[Figure record listings]

* START *

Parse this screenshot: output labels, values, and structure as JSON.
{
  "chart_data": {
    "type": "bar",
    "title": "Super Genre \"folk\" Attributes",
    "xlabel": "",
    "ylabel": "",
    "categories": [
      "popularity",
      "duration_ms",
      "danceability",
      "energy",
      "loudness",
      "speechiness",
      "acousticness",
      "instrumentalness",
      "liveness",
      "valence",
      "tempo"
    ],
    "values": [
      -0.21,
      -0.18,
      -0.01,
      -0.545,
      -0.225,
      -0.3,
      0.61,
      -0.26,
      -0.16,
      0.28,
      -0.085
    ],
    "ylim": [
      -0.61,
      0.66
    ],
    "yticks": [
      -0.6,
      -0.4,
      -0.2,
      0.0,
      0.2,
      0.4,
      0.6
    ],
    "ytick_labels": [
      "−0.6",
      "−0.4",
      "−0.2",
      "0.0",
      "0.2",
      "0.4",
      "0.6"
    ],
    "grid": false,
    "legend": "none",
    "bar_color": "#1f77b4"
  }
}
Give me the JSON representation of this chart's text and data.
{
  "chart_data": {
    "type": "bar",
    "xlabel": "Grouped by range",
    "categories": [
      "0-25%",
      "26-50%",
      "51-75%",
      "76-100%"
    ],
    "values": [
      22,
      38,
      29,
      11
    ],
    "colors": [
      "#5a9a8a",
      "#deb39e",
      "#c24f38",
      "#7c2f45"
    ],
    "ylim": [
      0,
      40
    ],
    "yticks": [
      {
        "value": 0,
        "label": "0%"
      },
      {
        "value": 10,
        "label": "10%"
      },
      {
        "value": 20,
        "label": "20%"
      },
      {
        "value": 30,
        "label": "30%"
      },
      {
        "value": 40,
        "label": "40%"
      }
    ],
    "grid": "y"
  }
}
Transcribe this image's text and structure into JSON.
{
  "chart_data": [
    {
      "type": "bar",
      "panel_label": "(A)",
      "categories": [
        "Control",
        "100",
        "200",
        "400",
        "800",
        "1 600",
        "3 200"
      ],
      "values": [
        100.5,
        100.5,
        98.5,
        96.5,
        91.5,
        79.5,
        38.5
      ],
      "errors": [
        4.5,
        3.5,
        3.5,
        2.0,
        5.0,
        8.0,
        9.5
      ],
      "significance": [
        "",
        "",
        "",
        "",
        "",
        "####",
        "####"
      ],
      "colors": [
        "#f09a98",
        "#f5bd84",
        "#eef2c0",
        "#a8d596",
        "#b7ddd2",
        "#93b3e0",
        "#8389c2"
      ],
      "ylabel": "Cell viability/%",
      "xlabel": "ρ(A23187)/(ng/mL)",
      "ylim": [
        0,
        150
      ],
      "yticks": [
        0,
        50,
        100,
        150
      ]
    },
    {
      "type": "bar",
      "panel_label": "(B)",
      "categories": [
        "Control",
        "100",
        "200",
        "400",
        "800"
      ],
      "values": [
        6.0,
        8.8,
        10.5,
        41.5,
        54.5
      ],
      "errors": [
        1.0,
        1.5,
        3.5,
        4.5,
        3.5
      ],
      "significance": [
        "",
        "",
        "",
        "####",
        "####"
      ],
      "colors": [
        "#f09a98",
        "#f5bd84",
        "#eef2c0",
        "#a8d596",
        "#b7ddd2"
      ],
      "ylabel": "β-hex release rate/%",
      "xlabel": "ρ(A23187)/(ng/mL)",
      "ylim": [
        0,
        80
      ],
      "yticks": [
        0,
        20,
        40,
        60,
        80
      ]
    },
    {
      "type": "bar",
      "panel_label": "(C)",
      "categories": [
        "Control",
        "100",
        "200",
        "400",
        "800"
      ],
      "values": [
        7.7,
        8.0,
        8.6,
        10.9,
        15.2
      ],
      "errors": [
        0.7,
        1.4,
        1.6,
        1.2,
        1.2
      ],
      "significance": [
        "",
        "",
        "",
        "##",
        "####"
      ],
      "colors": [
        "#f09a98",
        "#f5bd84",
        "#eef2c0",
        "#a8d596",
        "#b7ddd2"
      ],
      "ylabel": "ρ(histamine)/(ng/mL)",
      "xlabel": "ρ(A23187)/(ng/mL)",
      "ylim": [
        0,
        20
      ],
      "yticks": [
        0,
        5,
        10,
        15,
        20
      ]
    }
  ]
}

* END *

▶ **Task prompt**
Each line holding "structure" must be found and copied.

▶ **Written answer**
Parse this screenshot: output labels, values, and structure as JSON.
Transcribe this image's text and structure into JSON.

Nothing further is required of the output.